%%
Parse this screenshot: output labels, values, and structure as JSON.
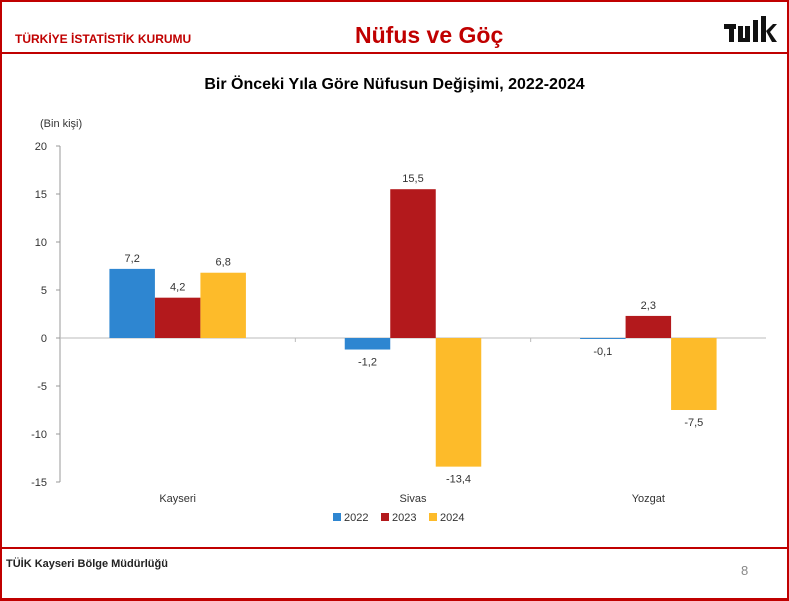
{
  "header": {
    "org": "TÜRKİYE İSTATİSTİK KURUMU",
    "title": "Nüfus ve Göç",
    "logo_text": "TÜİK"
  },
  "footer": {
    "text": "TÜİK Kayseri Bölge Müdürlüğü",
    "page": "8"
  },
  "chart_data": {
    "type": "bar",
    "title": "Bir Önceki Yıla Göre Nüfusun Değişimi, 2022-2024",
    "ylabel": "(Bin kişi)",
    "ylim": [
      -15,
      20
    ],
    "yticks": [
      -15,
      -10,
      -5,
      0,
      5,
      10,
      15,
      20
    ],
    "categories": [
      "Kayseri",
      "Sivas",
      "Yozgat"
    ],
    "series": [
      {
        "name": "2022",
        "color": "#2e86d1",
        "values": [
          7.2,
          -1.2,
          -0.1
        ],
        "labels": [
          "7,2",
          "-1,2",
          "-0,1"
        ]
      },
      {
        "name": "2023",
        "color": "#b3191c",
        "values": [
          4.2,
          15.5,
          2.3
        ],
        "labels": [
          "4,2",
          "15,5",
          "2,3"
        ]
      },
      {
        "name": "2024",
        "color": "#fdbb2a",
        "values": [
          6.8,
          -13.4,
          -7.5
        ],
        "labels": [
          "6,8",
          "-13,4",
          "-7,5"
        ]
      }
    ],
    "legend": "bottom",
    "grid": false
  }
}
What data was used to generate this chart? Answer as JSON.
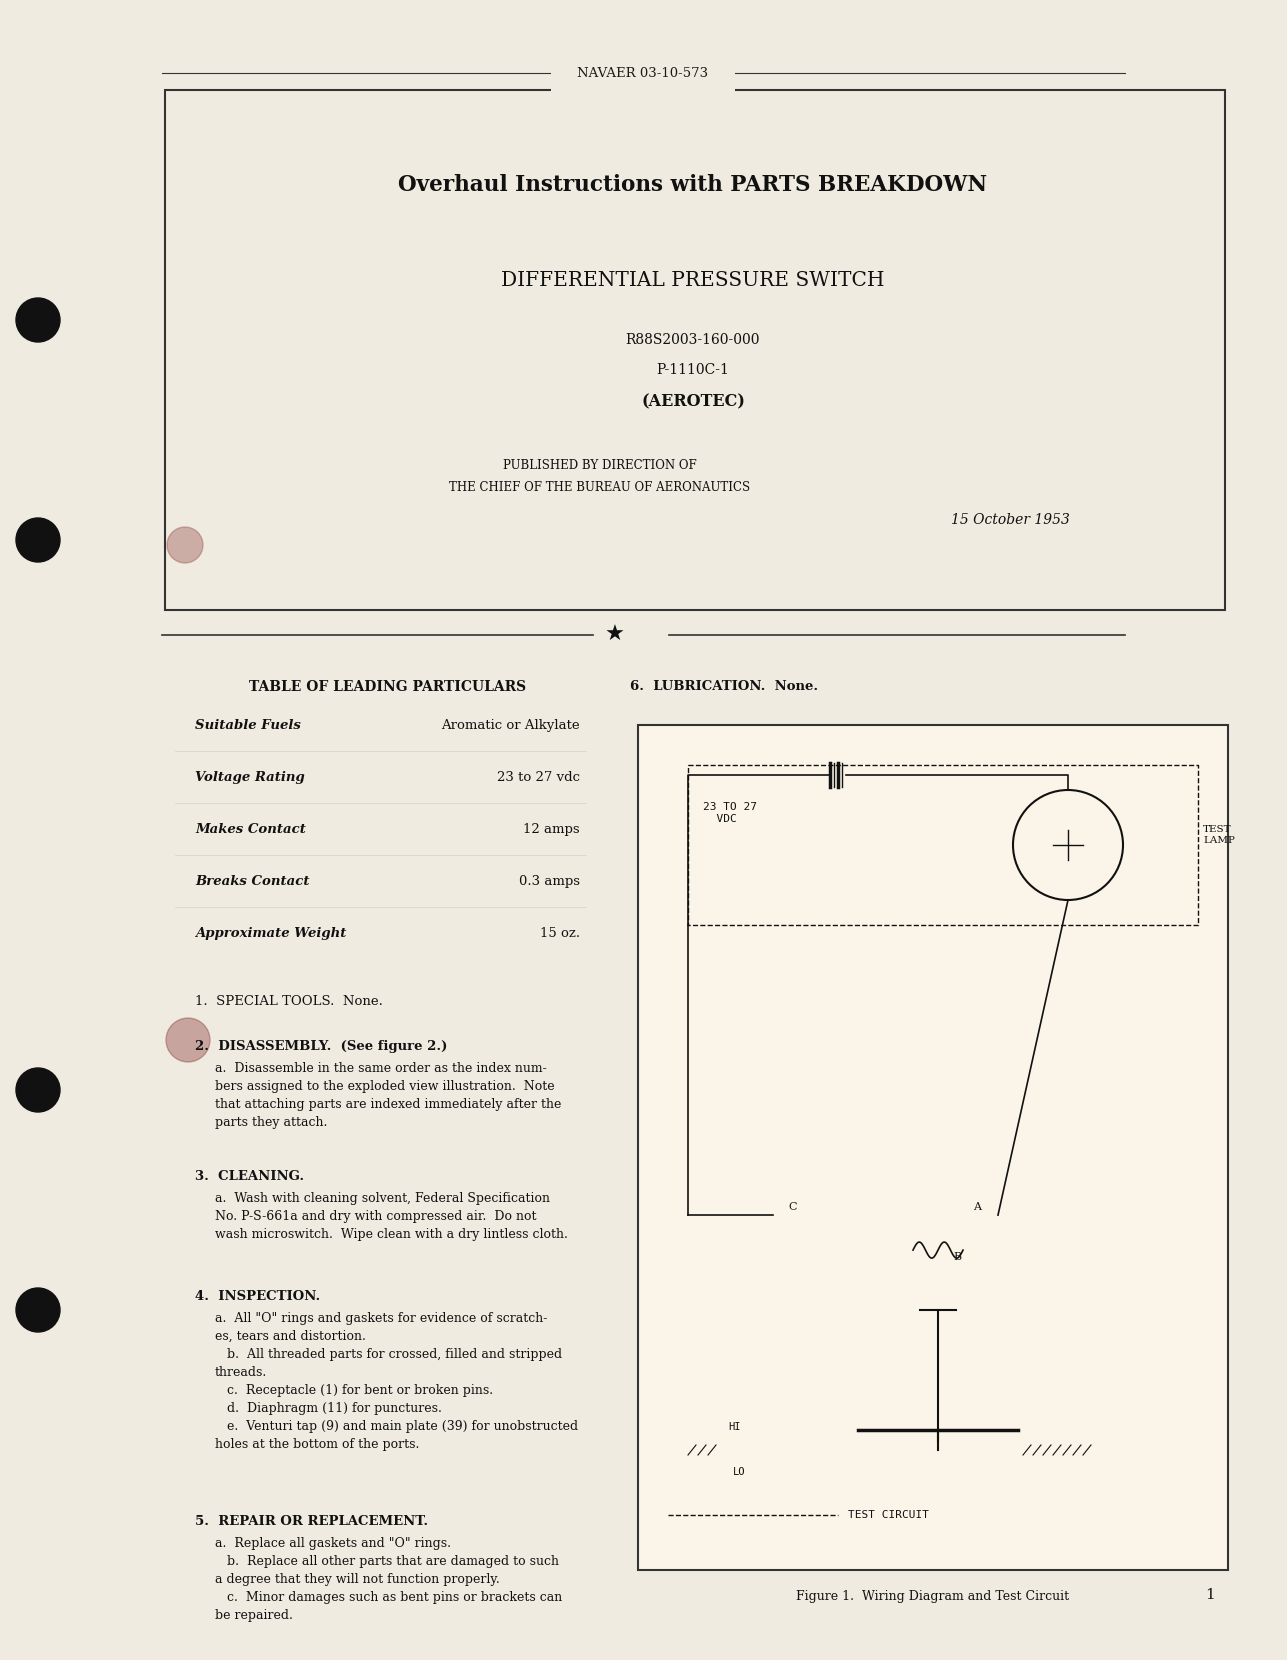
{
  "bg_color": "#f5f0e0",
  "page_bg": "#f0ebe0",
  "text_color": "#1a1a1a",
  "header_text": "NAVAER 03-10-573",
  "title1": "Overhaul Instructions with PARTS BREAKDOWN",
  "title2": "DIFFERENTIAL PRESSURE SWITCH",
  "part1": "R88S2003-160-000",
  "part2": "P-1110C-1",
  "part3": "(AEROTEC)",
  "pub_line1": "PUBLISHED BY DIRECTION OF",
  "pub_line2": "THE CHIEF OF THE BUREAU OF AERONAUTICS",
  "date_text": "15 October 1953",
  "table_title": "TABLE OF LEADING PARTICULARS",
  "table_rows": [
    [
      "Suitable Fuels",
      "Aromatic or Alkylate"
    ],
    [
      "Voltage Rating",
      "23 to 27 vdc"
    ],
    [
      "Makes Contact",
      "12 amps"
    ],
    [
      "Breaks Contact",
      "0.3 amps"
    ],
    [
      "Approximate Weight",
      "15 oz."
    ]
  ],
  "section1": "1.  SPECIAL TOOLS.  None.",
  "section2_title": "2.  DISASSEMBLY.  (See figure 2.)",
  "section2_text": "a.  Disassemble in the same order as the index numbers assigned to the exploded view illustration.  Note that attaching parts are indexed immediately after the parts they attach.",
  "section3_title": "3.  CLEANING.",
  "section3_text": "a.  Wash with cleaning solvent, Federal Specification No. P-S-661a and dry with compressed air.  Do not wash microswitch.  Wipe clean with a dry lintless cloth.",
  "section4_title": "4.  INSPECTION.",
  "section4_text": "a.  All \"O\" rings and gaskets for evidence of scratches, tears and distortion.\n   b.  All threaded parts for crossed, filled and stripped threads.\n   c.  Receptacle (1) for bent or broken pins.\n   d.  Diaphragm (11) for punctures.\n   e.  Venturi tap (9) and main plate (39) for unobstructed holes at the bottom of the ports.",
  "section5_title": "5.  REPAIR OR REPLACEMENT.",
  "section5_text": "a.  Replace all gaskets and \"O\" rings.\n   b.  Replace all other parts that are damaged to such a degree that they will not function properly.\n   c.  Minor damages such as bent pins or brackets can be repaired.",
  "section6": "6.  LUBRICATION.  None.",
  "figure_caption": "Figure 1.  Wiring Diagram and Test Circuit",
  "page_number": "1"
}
%%
%%
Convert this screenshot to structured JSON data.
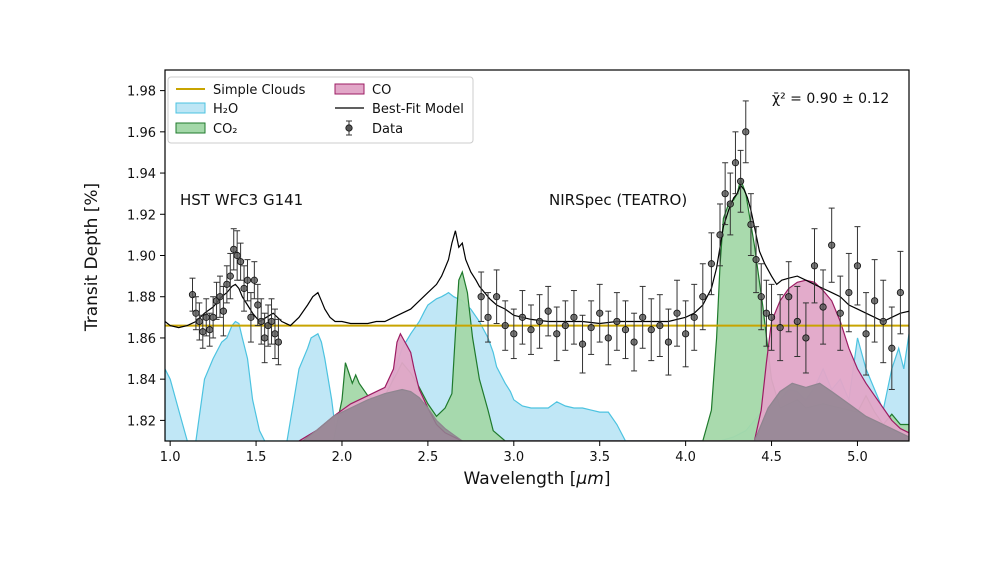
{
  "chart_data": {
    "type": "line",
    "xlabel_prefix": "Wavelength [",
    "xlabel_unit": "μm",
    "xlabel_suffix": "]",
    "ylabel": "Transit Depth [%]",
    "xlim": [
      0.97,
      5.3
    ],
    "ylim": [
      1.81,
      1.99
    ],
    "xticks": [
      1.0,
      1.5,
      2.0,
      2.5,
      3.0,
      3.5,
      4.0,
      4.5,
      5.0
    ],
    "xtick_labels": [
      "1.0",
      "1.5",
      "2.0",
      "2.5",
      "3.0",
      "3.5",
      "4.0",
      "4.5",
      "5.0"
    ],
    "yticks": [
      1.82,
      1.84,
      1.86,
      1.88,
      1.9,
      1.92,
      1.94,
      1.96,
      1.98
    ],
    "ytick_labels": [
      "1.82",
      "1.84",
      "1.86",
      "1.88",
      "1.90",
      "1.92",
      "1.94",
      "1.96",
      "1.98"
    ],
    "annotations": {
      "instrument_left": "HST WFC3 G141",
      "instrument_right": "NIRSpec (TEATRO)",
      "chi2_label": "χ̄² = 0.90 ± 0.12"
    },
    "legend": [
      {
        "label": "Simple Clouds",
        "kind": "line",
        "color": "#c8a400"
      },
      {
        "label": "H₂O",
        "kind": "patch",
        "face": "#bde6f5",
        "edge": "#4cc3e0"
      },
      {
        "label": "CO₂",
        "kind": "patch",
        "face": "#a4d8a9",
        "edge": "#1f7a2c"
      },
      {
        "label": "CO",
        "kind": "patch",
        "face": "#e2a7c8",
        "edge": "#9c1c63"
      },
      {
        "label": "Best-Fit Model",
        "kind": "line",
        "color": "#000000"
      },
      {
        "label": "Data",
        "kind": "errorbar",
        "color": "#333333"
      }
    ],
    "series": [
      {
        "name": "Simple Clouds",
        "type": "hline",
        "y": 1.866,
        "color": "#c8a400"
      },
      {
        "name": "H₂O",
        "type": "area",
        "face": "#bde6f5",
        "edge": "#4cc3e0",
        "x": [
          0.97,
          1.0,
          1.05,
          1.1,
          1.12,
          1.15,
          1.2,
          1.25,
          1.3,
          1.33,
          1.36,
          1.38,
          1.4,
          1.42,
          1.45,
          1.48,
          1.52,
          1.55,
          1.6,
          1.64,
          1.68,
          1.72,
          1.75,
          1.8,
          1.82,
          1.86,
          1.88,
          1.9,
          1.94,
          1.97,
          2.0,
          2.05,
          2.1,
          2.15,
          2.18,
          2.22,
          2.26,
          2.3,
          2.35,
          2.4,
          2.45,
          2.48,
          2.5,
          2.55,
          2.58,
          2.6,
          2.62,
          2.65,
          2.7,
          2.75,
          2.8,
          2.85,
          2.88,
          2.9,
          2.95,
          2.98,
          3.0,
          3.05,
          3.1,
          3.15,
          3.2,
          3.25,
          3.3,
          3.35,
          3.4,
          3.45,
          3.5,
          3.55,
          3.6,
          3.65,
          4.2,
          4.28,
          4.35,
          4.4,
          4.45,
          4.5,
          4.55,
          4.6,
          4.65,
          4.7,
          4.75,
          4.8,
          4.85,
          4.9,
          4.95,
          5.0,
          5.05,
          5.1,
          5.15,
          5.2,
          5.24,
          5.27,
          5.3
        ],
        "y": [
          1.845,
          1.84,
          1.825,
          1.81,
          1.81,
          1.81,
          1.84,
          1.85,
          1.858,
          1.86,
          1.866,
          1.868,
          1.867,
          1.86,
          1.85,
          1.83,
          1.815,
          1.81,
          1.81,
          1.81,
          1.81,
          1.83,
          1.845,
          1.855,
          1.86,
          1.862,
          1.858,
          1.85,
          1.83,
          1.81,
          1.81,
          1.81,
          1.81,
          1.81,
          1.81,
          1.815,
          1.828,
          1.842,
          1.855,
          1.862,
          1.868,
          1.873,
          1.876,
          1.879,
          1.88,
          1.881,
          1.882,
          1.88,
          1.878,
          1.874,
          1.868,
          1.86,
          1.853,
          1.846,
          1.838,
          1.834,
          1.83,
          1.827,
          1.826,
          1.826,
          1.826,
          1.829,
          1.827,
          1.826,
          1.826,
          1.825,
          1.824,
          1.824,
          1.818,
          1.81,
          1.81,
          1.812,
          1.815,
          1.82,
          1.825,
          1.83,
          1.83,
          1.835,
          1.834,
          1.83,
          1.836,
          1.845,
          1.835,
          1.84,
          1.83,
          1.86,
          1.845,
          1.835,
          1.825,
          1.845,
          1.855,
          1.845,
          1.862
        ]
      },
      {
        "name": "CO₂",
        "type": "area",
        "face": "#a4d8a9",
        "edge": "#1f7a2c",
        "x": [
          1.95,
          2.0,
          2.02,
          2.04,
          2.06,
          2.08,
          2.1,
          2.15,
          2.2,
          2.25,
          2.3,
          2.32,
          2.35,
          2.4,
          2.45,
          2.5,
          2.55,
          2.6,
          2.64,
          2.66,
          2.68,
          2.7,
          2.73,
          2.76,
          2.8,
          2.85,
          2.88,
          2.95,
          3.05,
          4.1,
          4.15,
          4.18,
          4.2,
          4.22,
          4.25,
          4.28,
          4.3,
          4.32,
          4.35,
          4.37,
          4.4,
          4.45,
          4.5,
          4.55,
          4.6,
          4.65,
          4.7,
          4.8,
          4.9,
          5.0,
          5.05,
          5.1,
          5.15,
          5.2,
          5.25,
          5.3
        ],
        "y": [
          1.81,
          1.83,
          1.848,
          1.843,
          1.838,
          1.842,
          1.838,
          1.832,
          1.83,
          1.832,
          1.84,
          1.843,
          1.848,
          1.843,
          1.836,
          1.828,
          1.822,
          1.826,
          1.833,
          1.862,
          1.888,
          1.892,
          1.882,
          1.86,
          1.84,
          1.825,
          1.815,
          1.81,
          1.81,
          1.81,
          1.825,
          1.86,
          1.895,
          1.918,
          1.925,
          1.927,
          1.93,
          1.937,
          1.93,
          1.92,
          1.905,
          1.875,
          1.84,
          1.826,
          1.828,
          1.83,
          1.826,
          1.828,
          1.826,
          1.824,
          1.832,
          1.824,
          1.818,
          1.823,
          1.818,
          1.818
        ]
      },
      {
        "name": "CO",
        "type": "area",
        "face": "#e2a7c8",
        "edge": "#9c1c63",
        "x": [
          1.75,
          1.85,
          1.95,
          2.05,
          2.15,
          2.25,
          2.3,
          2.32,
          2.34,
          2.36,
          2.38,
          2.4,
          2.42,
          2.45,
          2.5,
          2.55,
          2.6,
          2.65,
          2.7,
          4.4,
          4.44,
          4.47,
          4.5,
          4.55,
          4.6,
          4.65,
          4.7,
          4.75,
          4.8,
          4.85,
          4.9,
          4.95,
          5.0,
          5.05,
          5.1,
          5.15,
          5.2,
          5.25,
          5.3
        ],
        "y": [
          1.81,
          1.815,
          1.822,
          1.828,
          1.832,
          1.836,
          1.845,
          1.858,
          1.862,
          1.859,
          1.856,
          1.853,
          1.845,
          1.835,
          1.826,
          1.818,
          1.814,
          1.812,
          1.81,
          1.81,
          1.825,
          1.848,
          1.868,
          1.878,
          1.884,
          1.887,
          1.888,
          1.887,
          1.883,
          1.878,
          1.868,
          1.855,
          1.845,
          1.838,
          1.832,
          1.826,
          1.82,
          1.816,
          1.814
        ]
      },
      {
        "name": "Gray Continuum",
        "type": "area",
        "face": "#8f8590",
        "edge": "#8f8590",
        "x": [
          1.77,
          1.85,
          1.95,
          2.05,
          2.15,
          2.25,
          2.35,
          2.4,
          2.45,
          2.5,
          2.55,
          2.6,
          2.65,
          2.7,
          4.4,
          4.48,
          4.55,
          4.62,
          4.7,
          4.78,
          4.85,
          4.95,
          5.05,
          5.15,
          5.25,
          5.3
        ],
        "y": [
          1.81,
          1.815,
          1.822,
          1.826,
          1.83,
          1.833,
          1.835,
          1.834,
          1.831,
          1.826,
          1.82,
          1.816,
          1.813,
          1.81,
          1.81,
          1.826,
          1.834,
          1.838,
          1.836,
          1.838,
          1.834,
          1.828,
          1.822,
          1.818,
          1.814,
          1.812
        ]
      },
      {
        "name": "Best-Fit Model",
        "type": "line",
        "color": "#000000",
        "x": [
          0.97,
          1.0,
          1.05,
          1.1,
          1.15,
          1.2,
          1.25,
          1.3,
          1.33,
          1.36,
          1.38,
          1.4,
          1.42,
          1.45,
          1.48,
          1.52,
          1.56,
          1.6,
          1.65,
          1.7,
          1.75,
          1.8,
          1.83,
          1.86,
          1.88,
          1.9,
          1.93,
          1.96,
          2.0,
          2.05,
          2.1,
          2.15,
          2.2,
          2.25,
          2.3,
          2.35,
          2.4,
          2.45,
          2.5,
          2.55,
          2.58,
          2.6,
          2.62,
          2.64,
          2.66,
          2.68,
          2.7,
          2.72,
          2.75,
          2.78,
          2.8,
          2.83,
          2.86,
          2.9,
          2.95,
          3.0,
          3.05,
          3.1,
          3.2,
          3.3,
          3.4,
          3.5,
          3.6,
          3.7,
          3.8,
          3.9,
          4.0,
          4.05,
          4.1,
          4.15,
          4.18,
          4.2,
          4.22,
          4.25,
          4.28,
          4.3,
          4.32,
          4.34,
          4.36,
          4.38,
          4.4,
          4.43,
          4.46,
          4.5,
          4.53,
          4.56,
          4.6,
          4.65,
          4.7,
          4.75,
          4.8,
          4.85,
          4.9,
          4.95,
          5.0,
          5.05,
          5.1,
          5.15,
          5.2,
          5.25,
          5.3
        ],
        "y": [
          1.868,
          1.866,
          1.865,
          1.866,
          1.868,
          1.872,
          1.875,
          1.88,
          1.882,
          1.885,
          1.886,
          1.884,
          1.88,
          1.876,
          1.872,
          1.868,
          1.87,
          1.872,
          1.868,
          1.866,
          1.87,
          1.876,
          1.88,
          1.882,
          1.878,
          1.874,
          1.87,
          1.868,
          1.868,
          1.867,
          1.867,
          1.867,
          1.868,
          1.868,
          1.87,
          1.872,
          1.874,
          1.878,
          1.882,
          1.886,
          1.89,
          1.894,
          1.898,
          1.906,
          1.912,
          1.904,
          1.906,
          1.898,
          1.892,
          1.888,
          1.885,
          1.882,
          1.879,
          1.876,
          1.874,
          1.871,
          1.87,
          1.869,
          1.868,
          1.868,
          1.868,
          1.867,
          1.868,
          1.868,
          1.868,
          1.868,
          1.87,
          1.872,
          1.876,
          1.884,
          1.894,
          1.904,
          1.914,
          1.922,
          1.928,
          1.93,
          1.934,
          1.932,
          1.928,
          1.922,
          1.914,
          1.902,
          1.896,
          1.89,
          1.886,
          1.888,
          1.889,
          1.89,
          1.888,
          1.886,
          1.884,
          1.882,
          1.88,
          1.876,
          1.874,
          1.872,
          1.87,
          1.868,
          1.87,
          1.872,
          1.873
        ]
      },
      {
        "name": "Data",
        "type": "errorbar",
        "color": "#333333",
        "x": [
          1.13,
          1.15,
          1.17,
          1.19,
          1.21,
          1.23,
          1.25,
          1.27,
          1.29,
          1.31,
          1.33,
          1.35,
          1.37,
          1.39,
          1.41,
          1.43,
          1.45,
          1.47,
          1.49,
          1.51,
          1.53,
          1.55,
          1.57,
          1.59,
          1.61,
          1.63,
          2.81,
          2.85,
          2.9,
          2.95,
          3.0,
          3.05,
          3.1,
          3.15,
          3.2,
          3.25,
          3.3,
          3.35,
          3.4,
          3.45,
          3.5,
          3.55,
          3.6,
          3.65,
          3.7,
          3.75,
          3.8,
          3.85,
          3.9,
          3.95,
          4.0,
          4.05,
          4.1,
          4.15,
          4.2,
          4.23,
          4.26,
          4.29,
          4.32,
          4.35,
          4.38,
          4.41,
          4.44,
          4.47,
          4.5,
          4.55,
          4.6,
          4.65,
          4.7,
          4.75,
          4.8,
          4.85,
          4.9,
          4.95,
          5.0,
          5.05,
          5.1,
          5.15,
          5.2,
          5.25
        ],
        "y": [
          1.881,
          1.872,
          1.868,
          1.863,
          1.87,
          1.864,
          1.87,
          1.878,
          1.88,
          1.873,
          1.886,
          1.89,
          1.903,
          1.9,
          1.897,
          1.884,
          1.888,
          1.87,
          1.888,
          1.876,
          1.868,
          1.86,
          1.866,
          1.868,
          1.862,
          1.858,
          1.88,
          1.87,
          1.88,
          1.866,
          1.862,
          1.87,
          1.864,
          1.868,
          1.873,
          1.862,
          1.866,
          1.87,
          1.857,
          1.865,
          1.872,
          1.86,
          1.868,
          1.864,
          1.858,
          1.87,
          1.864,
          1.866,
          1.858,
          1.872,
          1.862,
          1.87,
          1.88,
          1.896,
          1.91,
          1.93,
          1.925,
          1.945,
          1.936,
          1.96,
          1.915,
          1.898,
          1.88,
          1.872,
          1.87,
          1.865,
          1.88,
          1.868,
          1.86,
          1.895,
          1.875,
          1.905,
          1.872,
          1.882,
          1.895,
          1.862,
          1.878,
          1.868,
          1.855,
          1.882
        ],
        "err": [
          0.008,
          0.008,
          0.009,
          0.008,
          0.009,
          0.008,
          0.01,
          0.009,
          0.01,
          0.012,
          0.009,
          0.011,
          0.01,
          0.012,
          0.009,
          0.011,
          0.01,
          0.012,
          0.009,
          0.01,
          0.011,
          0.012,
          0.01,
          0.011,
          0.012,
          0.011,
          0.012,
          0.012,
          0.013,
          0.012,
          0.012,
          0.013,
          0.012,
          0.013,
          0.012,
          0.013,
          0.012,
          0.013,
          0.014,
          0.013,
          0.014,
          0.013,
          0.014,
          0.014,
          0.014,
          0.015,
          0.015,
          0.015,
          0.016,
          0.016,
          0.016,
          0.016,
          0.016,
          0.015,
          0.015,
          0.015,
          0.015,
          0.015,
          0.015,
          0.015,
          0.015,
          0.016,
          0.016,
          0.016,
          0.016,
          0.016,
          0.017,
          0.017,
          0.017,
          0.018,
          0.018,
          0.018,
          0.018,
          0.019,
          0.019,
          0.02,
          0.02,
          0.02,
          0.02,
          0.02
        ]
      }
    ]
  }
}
%%
→ Work to be completed
Find the lines with the string "screenshot" and reproduce them.

→ Written answer
Parse this screenshot: output labels, values, and structure as JSON.
Convert this screenshot to structured JSON data.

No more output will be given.